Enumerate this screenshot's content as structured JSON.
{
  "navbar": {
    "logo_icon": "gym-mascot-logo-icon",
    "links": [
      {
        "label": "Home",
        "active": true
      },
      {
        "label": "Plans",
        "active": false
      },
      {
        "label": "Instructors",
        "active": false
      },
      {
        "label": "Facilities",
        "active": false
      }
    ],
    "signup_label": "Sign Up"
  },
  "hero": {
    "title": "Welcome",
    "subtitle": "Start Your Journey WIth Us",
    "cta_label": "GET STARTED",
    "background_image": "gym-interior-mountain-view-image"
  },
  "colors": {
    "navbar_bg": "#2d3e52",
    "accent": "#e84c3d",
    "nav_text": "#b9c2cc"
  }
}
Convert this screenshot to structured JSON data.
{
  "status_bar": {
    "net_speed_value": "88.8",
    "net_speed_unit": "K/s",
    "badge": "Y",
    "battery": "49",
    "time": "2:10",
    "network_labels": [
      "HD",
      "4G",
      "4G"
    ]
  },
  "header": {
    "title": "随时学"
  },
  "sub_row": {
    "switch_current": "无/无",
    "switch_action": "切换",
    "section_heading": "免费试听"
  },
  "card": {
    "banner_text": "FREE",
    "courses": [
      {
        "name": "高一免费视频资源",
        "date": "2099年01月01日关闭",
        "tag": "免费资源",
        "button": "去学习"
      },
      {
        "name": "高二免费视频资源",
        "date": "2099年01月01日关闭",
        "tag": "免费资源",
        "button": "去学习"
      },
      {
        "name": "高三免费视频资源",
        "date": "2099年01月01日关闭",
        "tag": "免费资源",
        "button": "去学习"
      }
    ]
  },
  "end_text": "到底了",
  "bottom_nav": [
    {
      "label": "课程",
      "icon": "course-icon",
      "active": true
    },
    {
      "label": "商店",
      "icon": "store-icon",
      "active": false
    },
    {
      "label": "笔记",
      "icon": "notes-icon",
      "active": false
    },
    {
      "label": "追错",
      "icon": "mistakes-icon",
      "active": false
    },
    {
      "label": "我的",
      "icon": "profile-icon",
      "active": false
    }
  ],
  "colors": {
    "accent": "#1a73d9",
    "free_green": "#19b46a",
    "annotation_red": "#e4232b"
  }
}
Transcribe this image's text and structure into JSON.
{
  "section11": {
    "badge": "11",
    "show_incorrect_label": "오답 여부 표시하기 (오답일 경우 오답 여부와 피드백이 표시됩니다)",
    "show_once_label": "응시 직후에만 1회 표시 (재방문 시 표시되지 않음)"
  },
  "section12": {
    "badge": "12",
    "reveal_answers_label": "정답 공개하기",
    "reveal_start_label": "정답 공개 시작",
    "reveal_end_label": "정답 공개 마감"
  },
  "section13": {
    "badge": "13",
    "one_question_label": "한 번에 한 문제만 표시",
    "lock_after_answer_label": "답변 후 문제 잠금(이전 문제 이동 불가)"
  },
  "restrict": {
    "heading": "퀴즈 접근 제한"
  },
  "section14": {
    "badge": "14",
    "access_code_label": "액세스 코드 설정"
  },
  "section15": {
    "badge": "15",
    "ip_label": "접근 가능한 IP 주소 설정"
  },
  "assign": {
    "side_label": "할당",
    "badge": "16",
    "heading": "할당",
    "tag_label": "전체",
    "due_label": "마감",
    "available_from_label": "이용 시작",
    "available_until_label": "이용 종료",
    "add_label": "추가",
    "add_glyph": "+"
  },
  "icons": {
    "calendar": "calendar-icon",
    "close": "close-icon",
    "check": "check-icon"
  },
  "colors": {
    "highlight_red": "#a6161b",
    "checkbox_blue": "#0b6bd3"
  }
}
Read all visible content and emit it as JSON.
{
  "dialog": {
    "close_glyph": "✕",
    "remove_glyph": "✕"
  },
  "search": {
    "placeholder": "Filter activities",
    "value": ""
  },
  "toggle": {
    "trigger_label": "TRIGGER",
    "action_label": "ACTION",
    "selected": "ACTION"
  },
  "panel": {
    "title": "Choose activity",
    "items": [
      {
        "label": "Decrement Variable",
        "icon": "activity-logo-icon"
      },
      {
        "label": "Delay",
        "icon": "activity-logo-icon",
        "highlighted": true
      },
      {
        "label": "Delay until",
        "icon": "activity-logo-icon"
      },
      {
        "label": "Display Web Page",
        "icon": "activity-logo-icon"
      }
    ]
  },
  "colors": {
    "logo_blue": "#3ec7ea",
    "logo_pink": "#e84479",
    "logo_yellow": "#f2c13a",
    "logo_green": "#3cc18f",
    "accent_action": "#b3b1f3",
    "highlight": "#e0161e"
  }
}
# # # #
> Given request:
In the listing above, locate each line with "JSON" and copy it.

> Answer for this exercise:
Enumerate this screenshot's content as structured JSON.
Convert this screenshot to structured JSON data.
Transcribe this image's text and structure into JSON.
Read all visible content and emit it as JSON.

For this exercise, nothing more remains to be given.